Count up the lines in the following listing that hold the word "поступления", then give only that count.

--- start LISTED ENTRIES ---

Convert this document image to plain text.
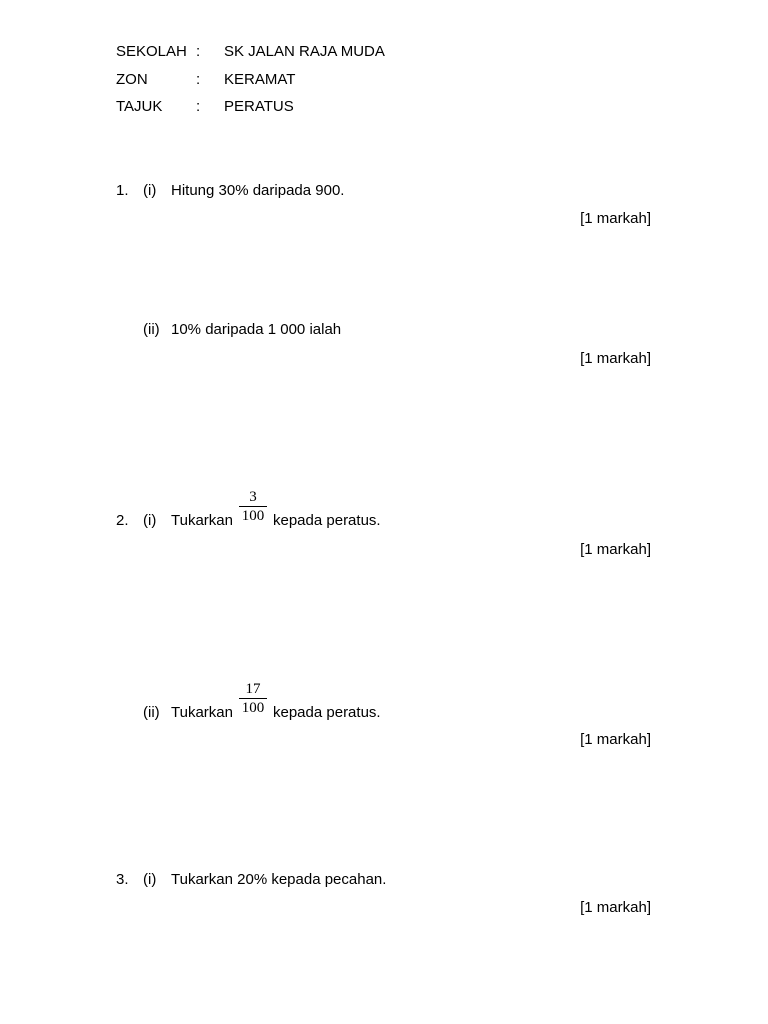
SEKOLAH : SK JALAN RAJA MUDA
ZON	: KERAMAT
TAJUK : PERATUS
1. (i) Hitung 30% daripada 900.
[1 markah]
(ii) 10% daripada 1 000 ialah
[1 markah]
2. (i) Tukarkan
3
100 kepada peratus.
[1 markah]
(ii) Tukarkan
17
100 kepada peratus.
[1 markah]
3. (i) Tukarkan 20% kepada pecahan.
[1 markah]
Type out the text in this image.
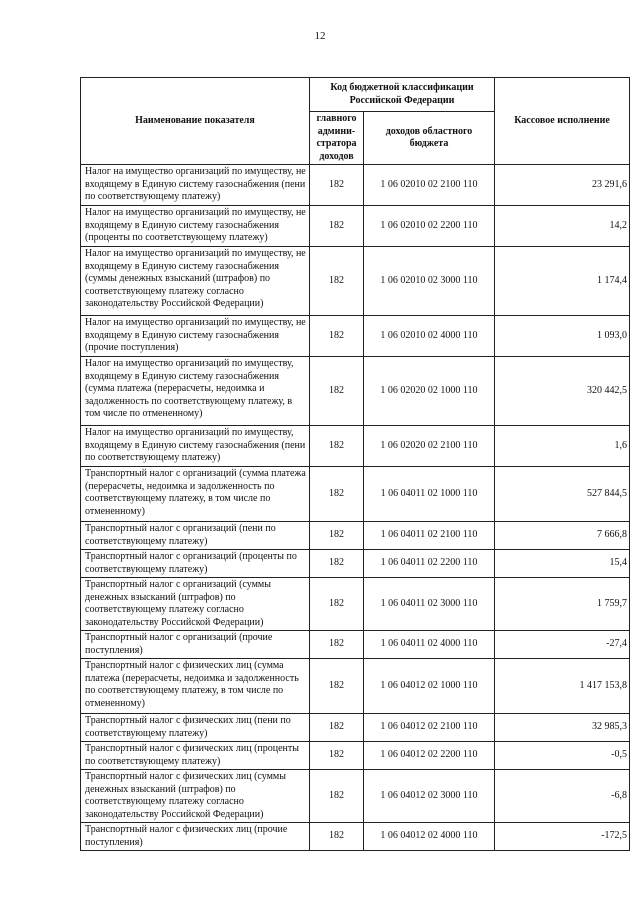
12
Наименование показателя	Код бюджетной классификации Российской Федерации		Кассовое исполнение
	главного админи-стратора доходов	доходов областного бюджета	
Налог на имущество организаций по имуществу, не входящему в Единую систему газоснабжения (пени по соответствующему платежу)	182	1 06 02010 02 2100 110	23 291,6
Налог на имущество организаций по имуществу, не входящему в Единую систему газоснабжения (проценты по соответствующему платежу)	182	1 06 02010 02 2200 110	14,2
Налог на имущество организаций по имуществу, не входящему в Единую систему газоснабжения (суммы денежных взысканий (штрафов) по соответствующему платежу согласно законодательству Российской Федерации)	182	1 06 02010 02 3000 110	1 174,4
Налог на имущество организаций по имуществу, не входящему в Единую систему газоснабжения (прочие поступления)	182	1 06 02010 02 4000 110	1 093,0
Налог на имущество организаций по имуществу, входящему в Единую систему газоснабжения (сумма платежа (перерасчеты, недоимка и задолженность по соответствующему платежу, в том числе по отмененному)	182	1 06 02020 02 1000 110	320 442,5
Налог на имущество организаций по имуществу, входящему в Единую систему газоснабжения (пени по соответствующему платежу)	182	1 06 02020 02 2100 110	1,6
Транспортный налог с организаций (сумма платежа (перерасчеты, недоимка и задолженность по соответствующему платежу, в том числе по отмененному)	182	1 06 04011 02 1000 110	527 844,5
Транспортный налог с организаций (пени по соответствующему платежу)	182	1 06 04011 02 2100 110	7 666,8
Транспортный налог с организаций (проценты по соответствующему платежу)	182	1 06 04011 02 2200 110	15,4
Транспортный налог с организаций (суммы денежных взысканий (штрафов) по соответствующему платежу согласно законодательству Российской Федерации)	182	1 06 04011 02 3000 110	1 759,7
Транспортный налог с организаций (прочие поступления)	182	1 06 04011 02 4000 110	-27,4
Транспортный налог с физических лиц (сумма платежа (перерасчеты, недоимка и задолженность по соответствующему платежу, в том числе по отмененному)	182	1 06 04012 02 1000 110	1 417 153,8
Транспортный налог с физических лиц (пени по соответствующему платежу)	182	1 06 04012 02 2100 110	32 985,3
Транспортный налог с физических лиц (проценты по соответствующему платежу)	182	1 06 04012 02 2200 110	-0,5
Транспортный налог с физических лиц (суммы денежных взысканий (штрафов) по соответствующему платежу согласно законодательству Российской Федерации)	182	1 06 04012 02 3000 110	-6,8
Транспортный налог с физических лиц (прочие поступления)	182	1 06 04012 02 4000 110	-172,5
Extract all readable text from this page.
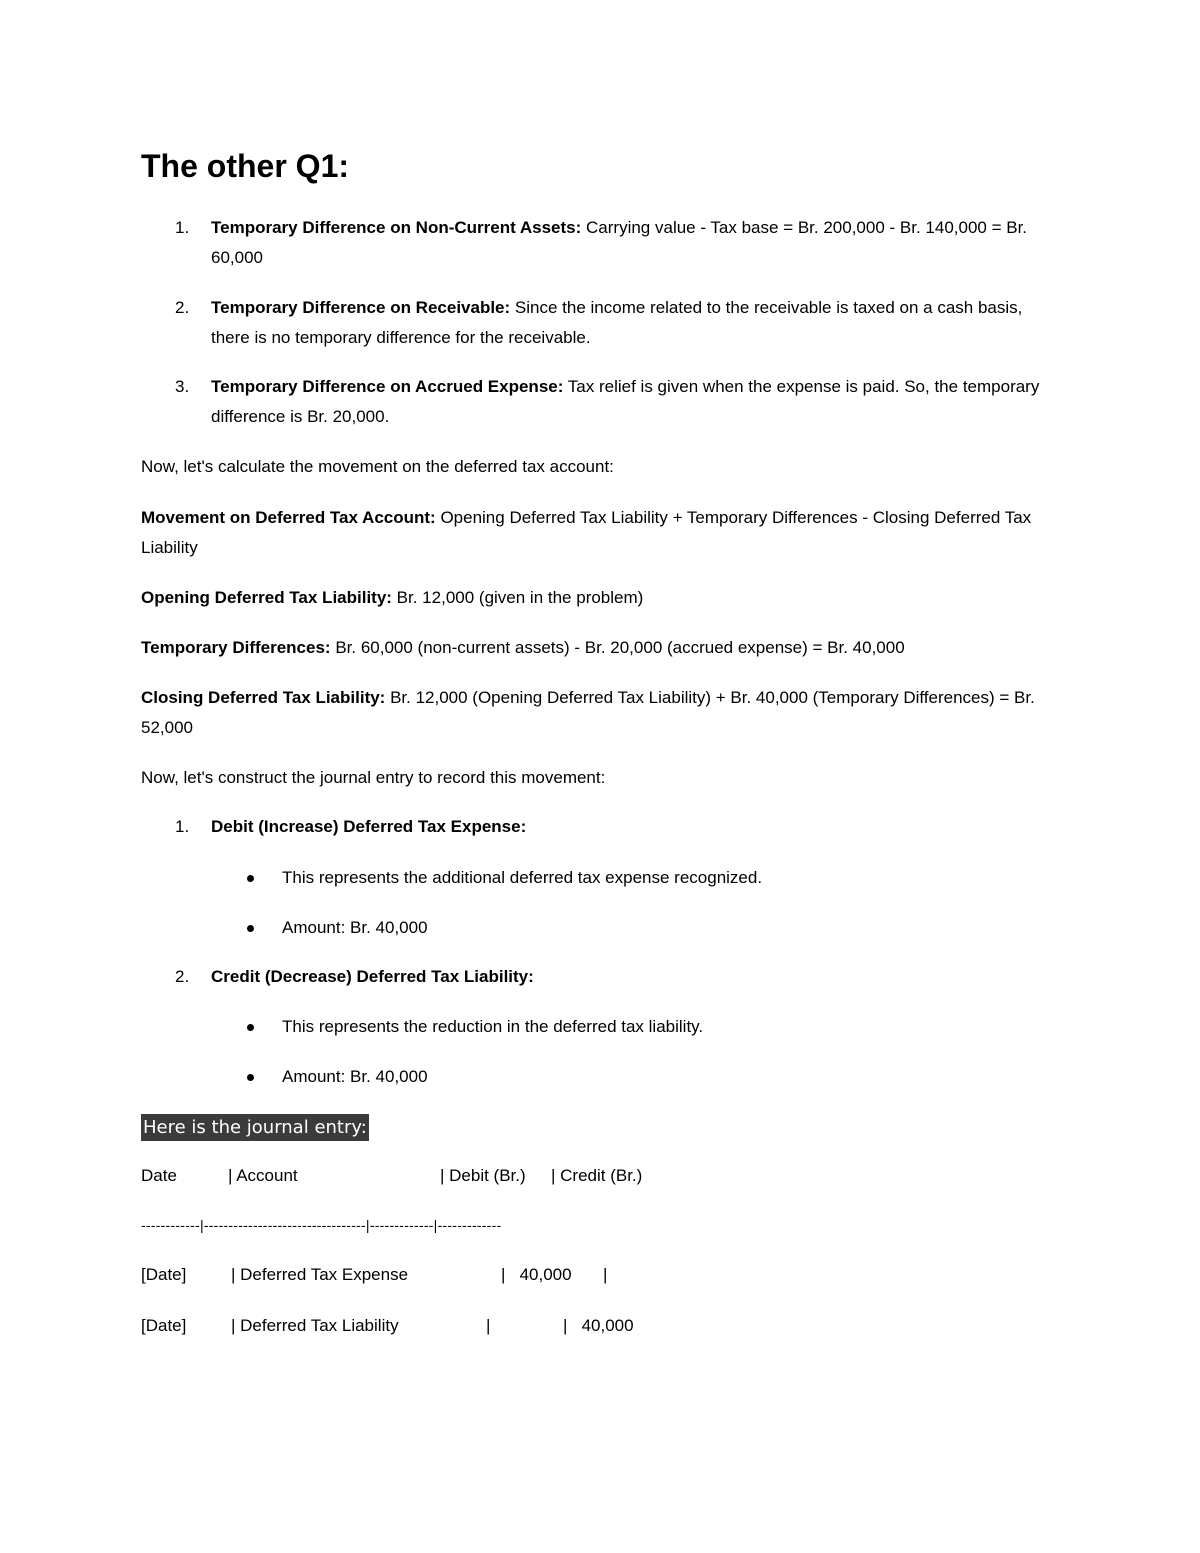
The other Q1:
1. Temporary Difference on Non-Current Assets: Carrying value - Tax base = Br. 200,000 - Br. 140,000 = Br. 60,000
2. Temporary Difference on Receivable: Since the income related to the receivable is taxed on a cash basis, there is no temporary difference for the receivable.
3. Temporary Difference on Accrued Expense: Tax relief is given when the expense is paid. So, the temporary difference is Br. 20,000.
Now, let's calculate the movement on the deferred tax account:
Movement on Deferred Tax Account: Opening Deferred Tax Liability + Temporary Differences - Closing Deferred Tax Liability
Opening Deferred Tax Liability: Br. 12,000 (given in the problem)
Temporary Differences: Br. 60,000 (non-current assets) - Br. 20,000 (accrued expense) = Br. 40,000
Closing Deferred Tax Liability: Br. 12,000 (Opening Deferred Tax Liability) + Br. 40,000 (Temporary Differences) = Br. 52,000
Now, let's construct the journal entry to record this movement:
1. Debit (Increase) Deferred Tax Expense:
This represents the additional deferred tax expense recognized.
Amount: Br. 40,000
2. Credit (Decrease) Deferred Tax Liability:
This represents the reduction in the deferred tax liability.
Amount: Br. 40,000
Here is the journal entry:
Date	| Account	| Debit (Br.) | Credit (Br.)
------------|---------------------------------|-------------|-------------
[Date]	| Deferred Tax Expense	|   40,000 |
[Date]	| Deferred Tax Liability	|	|   40,000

--- end LISTED ENTRIES ---

**RESULT**
3